GIVEN PROBLEM
Return each line of the data below unchanged, omitting the pictures.

DATASET
==*==
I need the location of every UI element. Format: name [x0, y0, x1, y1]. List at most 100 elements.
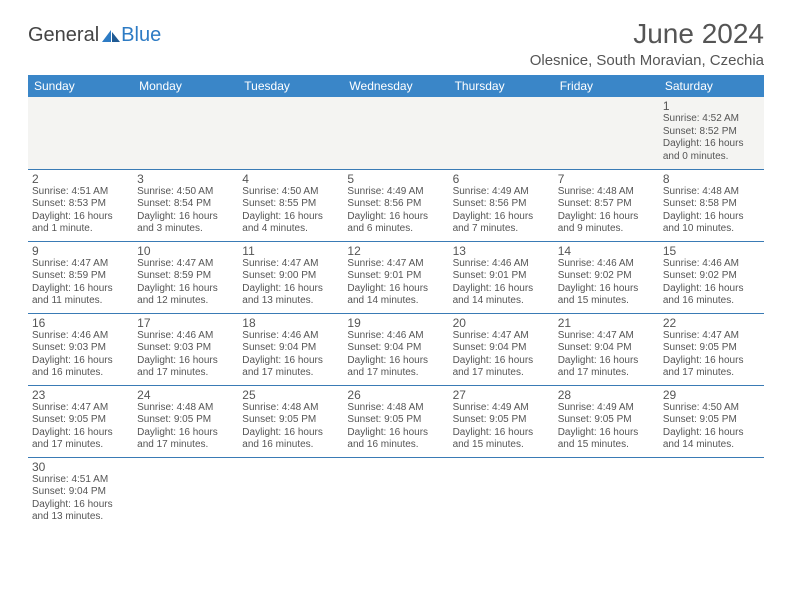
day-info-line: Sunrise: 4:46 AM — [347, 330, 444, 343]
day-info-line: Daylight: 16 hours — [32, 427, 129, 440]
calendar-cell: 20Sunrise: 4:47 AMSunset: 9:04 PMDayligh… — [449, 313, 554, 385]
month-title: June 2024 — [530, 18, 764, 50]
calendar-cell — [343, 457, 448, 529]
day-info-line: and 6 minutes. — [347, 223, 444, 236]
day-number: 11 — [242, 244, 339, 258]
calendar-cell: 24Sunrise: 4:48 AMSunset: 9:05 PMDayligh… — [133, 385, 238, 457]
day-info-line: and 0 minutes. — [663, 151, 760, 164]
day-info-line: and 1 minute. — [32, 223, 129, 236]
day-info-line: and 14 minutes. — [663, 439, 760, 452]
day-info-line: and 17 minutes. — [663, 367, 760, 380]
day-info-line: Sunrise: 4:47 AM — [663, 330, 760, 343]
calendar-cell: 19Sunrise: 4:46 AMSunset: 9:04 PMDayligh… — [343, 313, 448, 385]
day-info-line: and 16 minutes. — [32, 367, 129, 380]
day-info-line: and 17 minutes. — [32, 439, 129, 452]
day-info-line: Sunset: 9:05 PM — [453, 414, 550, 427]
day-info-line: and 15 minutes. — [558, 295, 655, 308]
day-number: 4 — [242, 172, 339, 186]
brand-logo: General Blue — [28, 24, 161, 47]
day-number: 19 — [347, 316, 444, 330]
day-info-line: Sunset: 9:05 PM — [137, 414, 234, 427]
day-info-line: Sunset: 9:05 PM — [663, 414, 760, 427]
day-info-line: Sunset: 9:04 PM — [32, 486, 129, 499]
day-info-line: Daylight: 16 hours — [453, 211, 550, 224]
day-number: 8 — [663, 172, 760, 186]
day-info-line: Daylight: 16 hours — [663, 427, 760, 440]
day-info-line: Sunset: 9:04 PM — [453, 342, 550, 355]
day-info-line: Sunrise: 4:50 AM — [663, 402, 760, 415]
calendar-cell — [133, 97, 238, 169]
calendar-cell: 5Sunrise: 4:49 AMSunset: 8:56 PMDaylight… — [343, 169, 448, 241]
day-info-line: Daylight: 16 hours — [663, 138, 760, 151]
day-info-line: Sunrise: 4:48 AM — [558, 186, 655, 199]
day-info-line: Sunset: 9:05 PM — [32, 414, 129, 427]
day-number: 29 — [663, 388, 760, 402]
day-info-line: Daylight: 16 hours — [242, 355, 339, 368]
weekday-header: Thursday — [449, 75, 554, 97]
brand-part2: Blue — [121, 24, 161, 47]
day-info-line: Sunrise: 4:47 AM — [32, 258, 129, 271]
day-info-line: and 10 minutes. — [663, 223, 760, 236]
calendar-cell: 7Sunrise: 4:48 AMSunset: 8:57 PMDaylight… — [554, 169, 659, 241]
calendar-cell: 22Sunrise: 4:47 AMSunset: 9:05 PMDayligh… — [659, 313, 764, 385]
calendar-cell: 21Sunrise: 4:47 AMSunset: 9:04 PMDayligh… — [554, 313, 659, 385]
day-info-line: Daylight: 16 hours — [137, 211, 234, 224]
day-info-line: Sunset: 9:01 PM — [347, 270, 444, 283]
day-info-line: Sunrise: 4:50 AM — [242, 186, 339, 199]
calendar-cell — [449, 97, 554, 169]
==*==
TASK OUTPUT
I need the location of every UI element. Format: name [x0, y0, x1, y1]. List at most 100 elements.
day-info-line: Sunrise: 4:46 AM — [347, 330, 444, 343]
day-info-line: Daylight: 16 hours — [32, 427, 129, 440]
calendar-cell: 20Sunrise: 4:47 AMSunset: 9:04 PMDayligh… — [449, 313, 554, 385]
month-title: June 2024 — [530, 18, 764, 50]
calendar-cell — [343, 457, 448, 529]
day-info-line: and 6 minutes. — [347, 223, 444, 236]
day-number: 11 — [242, 244, 339, 258]
calendar-cell: 24Sunrise: 4:48 AMSunset: 9:05 PMDayligh… — [133, 385, 238, 457]
day-info-line: and 0 minutes. — [663, 151, 760, 164]
day-info-line: and 1 minute. — [32, 223, 129, 236]
day-info-line: and 14 minutes. — [663, 439, 760, 452]
day-info-line: and 17 minutes. — [663, 367, 760, 380]
day-info-line: Sunrise: 4:47 AM — [663, 330, 760, 343]
calendar-cell: 19Sunrise: 4:46 AMSunset: 9:04 PMDayligh… — [343, 313, 448, 385]
day-info-line: and 16 minutes. — [32, 367, 129, 380]
day-info-line: and 17 minutes. — [32, 439, 129, 452]
day-info-line: Sunset: 9:05 PM — [453, 414, 550, 427]
day-info-line: and 15 minutes. — [558, 295, 655, 308]
day-number: 4 — [242, 172, 339, 186]
brand-logo: General Blue — [28, 24, 161, 47]
day-number: 19 — [347, 316, 444, 330]
day-info-line: Sunset: 9:05 PM — [137, 414, 234, 427]
day-info-line: Sunset: 9:05 PM — [663, 414, 760, 427]
day-info-line: Sunset: 9:04 PM — [32, 486, 129, 499]
day-info-line: Daylight: 16 hours — [453, 211, 550, 224]
day-number: 8 — [663, 172, 760, 186]
day-info-line: Daylight: 16 hours — [663, 427, 760, 440]
day-info-line: Sunset: 9:04 PM — [453, 342, 550, 355]
day-info-line: Sunrise: 4:50 AM — [663, 402, 760, 415]
calendar-cell — [133, 97, 238, 169]
calendar-cell: 5Sunrise: 4:49 AMSunset: 8:56 PMDaylight… — [343, 169, 448, 241]
day-info-line: Daylight: 16 hours — [663, 138, 760, 151]
day-info-line: Sunrise: 4:48 AM — [558, 186, 655, 199]
day-info-line: Sunset: 9:05 PM — [32, 414, 129, 427]
day-number: 29 — [663, 388, 760, 402]
day-info-line: Daylight: 16 hours — [242, 355, 339, 368]
weekday-header: Thursday — [449, 75, 554, 97]
brand-part2: Blue — [121, 24, 161, 47]
day-info-line: Sunrise: 4:47 AM — [32, 258, 129, 271]
day-info-line: and 10 minutes. — [663, 223, 760, 236]
calendar-cell: 7Sunrise: 4:48 AMSunset: 8:57 PMDaylight… — [554, 169, 659, 241]
calendar-cell: 22Sunrise: 4:47 AMSunset: 9:05 PMDayligh… — [659, 313, 764, 385]
calendar-cell: 21Sunrise: 4:47 AMSunset: 9:04 PMDayligh… — [554, 313, 659, 385]
day-info-line: Daylight: 16 hours — [137, 211, 234, 224]
day-info-line: Sunset: 9:01 PM — [347, 270, 444, 283]
day-info-line: Sunrise: 4:50 AM — [242, 186, 339, 199]
calendar-cell — [449, 97, 554, 169]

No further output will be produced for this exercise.